== Source records

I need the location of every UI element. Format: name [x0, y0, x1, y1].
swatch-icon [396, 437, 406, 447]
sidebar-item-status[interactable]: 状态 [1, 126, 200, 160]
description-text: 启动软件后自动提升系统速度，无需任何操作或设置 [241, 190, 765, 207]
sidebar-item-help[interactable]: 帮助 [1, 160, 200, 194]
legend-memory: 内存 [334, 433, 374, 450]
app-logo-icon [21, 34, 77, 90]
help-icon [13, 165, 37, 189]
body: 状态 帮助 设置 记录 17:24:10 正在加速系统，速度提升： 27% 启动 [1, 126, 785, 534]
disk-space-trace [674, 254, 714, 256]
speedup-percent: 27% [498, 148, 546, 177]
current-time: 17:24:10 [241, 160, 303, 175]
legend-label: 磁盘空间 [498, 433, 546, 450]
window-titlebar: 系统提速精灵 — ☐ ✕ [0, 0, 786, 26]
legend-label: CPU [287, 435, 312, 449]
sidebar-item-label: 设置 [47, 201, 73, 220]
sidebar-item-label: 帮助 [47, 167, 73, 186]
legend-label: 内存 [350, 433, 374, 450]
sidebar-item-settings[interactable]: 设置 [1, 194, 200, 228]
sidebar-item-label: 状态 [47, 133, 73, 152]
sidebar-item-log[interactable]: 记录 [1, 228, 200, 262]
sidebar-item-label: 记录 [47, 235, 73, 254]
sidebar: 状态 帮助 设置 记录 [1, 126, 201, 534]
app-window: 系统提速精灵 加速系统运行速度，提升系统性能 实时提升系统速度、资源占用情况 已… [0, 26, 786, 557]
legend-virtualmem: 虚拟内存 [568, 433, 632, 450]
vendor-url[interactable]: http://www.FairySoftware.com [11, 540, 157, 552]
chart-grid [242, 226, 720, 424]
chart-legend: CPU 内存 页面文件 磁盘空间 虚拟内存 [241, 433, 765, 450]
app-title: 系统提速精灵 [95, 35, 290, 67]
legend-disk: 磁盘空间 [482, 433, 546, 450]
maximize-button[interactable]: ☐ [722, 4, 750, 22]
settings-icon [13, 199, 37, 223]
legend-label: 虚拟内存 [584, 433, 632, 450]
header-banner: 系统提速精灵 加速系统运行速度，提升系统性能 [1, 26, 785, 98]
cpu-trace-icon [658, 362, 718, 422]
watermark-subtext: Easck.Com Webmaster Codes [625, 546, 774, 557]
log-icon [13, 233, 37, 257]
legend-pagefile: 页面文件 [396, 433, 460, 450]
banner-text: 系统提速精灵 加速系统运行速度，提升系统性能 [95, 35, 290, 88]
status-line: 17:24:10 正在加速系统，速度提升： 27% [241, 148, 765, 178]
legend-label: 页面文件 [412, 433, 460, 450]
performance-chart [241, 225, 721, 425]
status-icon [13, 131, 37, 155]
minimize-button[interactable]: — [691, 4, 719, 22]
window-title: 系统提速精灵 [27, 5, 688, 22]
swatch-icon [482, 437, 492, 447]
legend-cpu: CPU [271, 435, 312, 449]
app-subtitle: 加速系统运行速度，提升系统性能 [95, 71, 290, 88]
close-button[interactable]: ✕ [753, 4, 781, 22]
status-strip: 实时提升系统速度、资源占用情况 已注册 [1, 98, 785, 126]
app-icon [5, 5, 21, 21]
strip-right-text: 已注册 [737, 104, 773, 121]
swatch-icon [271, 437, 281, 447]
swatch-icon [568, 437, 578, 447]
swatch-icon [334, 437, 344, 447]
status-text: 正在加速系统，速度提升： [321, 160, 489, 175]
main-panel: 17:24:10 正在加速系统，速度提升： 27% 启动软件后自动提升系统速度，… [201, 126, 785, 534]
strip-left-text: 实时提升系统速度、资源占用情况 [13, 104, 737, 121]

====

▶ **Your task**
Render every one of the lines above as a Markdown table with two columns, Row and Line: put a running number in Row and the line's text in Line, and skip any blank lines.

▶ **Expected answer**
| Row | Line |
|---|---|
| 1 | I need the location of every UI element. Format: name [x0, y0, x1, y1]. |
| 2 | swatch-icon [396, 437, 406, 447] |
| 3 | sidebar-item-status[interactable]: 状态 [1, 126, 200, 160] |
| 4 | description-text: 启动软件后自动提升系统速度，无需任何操作或设置 [241, 190, 765, 207] |
| 5 | sidebar-item-help[interactable]: 帮助 [1, 160, 200, 194] |
| 6 | legend-memory: 内存 [334, 433, 374, 450] |
| 7 | app-logo-icon [21, 34, 77, 90] |
| 8 | help-icon [13, 165, 37, 189] |
| 9 | body: 状态 帮助 设置 记录 17:24:10 正在加速系统，速度提升： 27% 启动 [1, 126, 785, 534] |
| 10 | disk-space-trace [674, 254, 714, 256] |
| 11 | speedup-percent: 27% [498, 148, 546, 177] |
| 12 | current-time: 17:24:10 [241, 160, 303, 175] |
| 13 | legend-label: 磁盘空间 [498, 433, 546, 450] |
| 14 | window-titlebar: 系统提速精灵 — ☐ ✕ [0, 0, 786, 26] |
| 15 | legend-label: CPU [287, 435, 312, 449] |
| 16 | sidebar-item-label: 设置 [47, 201, 73, 220] |
| 17 | sidebar-item-label: 帮助 [47, 167, 73, 186] |
| 18 | legend-label: 内存 [350, 433, 374, 450] |
| 19 | sidebar-item-settings[interactable]: 设置 [1, 194, 200, 228] |
| 20 | sidebar-item-label: 状态 [47, 133, 73, 152] |
| 21 | sidebar-item-log[interactable]: 记录 [1, 228, 200, 262] |
| 22 | sidebar-item-label: 记录 [47, 235, 73, 254] |
| 23 | sidebar: 状态 帮助 设置 记录 [1, 126, 201, 534] |
| 24 | app-window: 系统提速精灵 加速系统运行速度，提升系统性能 实时提升系统速度、资源占用情况 已… [0, 26, 786, 557] |
| 25 | legend-virtualmem: 虚拟内存 [568, 433, 632, 450] |
| 26 | vendor-url[interactable]: http://www.FairySoftware.com [11, 540, 157, 552] |
| 27 | chart-grid [242, 226, 720, 424] |
| 28 | chart-legend: CPU 内存 页面文件 磁盘空间 虚拟内存 [241, 433, 765, 450] |
| 29 | app-title: 系统提速精灵 [95, 35, 290, 67] |
| 30 | legend-disk: 磁盘空间 [482, 433, 546, 450] |
| 31 | maximize-button[interactable]: ☐ [722, 4, 750, 22] |
| 32 | settings-icon [13, 199, 37, 223] |
| 33 | legend-label: 虚拟内存 [584, 433, 632, 450] |
| 34 | header-banner: 系统提速精灵 加速系统运行速度，提升系统性能 [1, 26, 785, 98] |
| 35 | cpu-trace-icon [658, 362, 718, 422] |
| 36 | watermark-subtext: Easck.Com Webmaster Codes [625, 546, 774, 557] |
| 37 | log-icon [13, 233, 37, 257] |
| 38 | legend-pagefile: 页面文件 [396, 433, 460, 450] |
| 39 | banner-text: 系统提速精灵 加速系统运行速度，提升系统性能 [95, 35, 290, 88] |
| 40 | status-line: 17:24:10 正在加速系统，速度提升： 27% [241, 148, 765, 178] |
| 41 | legend-label: 页面文件 [412, 433, 460, 450] |
| 42 | performance-chart [241, 225, 721, 425] |
| 43 | status-icon [13, 131, 37, 155] |
| 44 | minimize-button[interactable]: — [691, 4, 719, 22] |
| 45 | window-title: 系统提速精灵 [27, 5, 688, 22] |
| 46 | swatch-icon [482, 437, 492, 447] |
| 47 | legend-cpu: CPU [271, 435, 312, 449] |
| 48 | app-subtitle: 加速系统运行速度，提升系统性能 [95, 71, 290, 88] |
| 49 | close-button[interactable]: ✕ [753, 4, 781, 22] |
| 50 | status-strip: 实时提升系统速度、资源占用情况 已注册 [1, 98, 785, 126] |
| 51 | app-icon [5, 5, 21, 21] |
| 52 | strip-right-text: 已注册 [737, 104, 773, 121] |
| 53 | swatch-icon [271, 437, 281, 447] |
| 54 | swatch-icon [568, 437, 578, 447] |
| 55 | swatch-icon [334, 437, 344, 447] |
| 56 | status-text: 正在加速系统，速度提升： [321, 160, 489, 175] |
| 57 | main-panel: 17:24:10 正在加速系统，速度提升： 27% 启动软件后自动提升系统速度，… [201, 126, 785, 534] |
| 58 | strip-left-text: 实时提升系统速度、资源占用情况 [13, 104, 737, 121] |